■ Exercise description ■
Can you pull out each line of the data below that includes the word "JSON"?
[Source records start]
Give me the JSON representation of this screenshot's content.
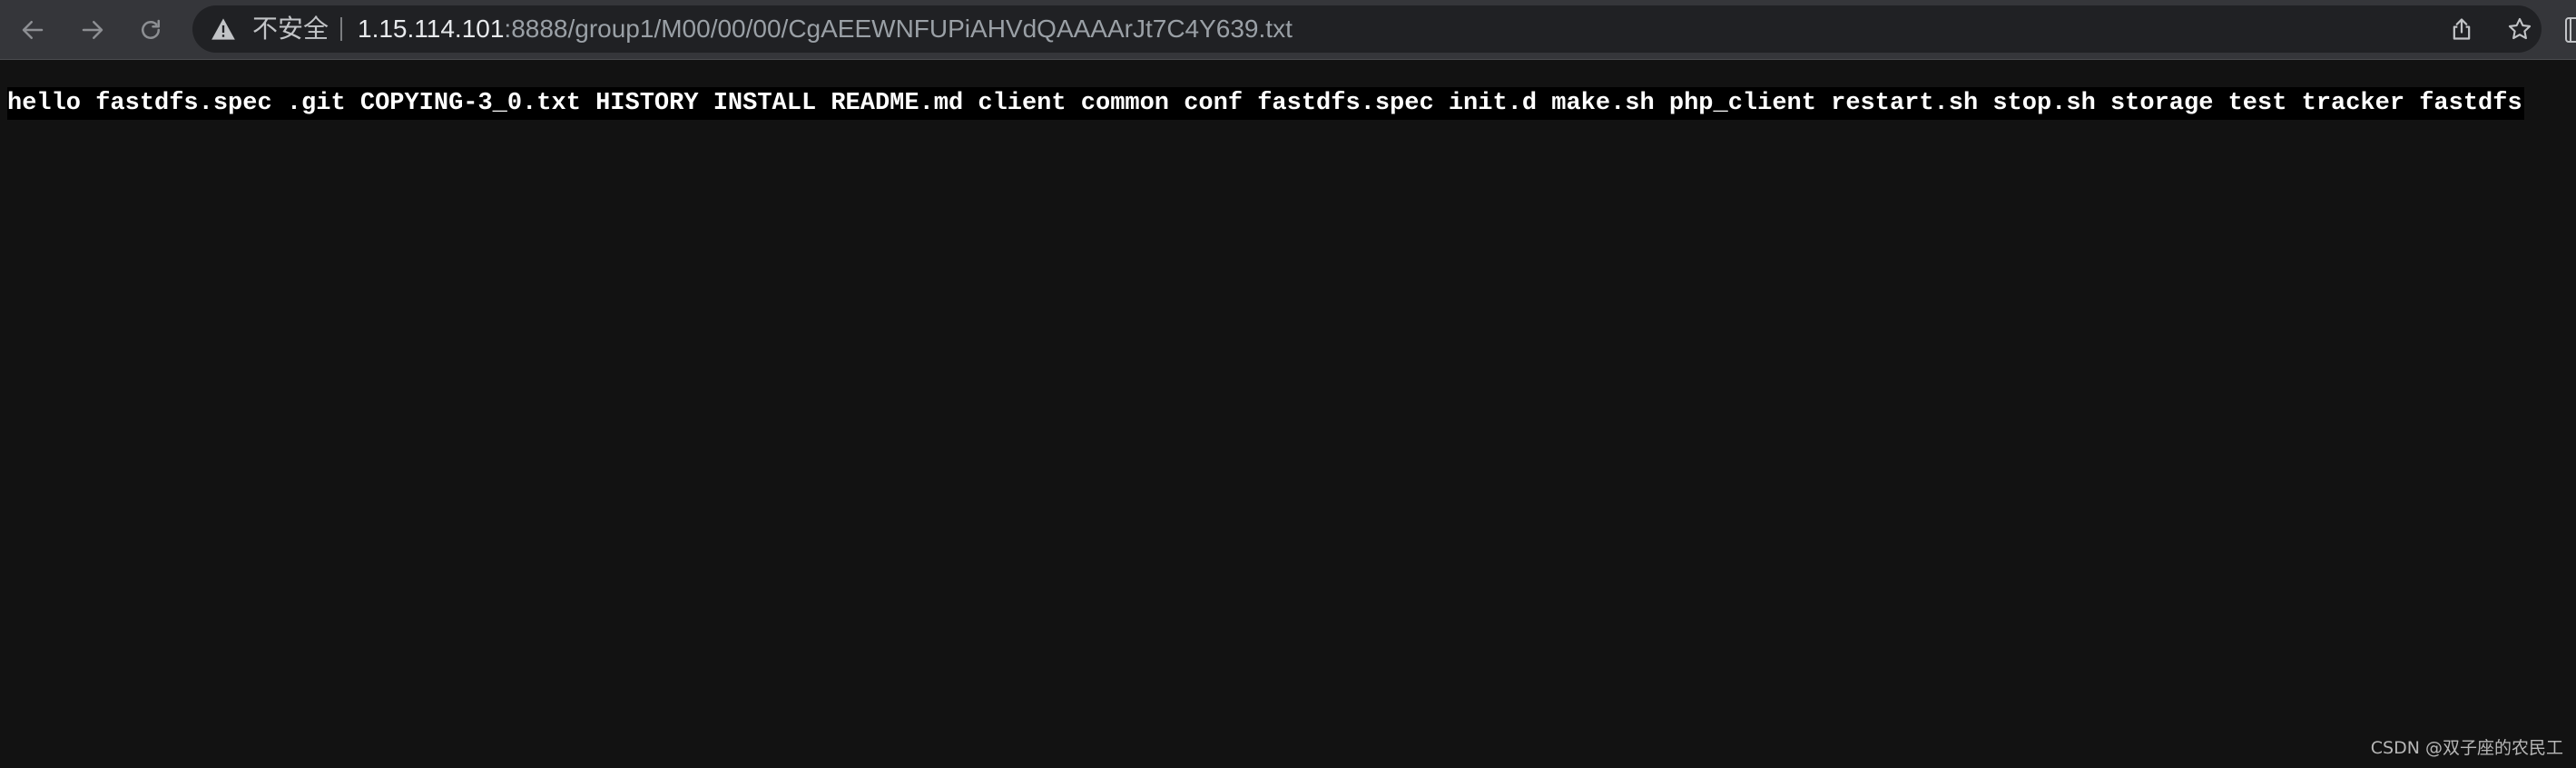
{
  "browser": {
    "address_bar": {
      "security_label": "不安全",
      "url_host": "1.15.114.101",
      "url_path": ":8888/group1/M00/00/00/CgAEEWNFUPiAHVdQAAAArJt7C4Y639.txt"
    },
    "icons": {
      "back": "arrow-left",
      "forward": "arrow-right",
      "reload": "reload",
      "security": "warning-triangle",
      "share": "share",
      "bookmark": "star"
    },
    "colors": {
      "toolbar": "#35363a",
      "omnibox": "#202124",
      "page_background": "#121212"
    }
  },
  "page": {
    "text": "hello fastdfs.spec .git COPYING-3_0.txt HISTORY INSTALL README.md client common conf fastdfs.spec init.d make.sh php_client restart.sh stop.sh storage test tracker fastdfs"
  },
  "watermark": {
    "text": "CSDN @双子座的农民工"
  }
}
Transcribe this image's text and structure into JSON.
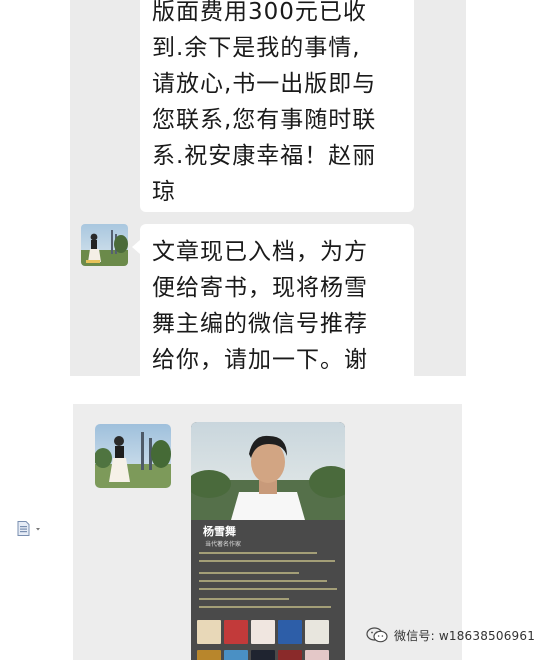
[Source records end]
■ Response ■
Give me the JSON representation of this screenshot's content.
Transcribe this image's text and structure into JSON.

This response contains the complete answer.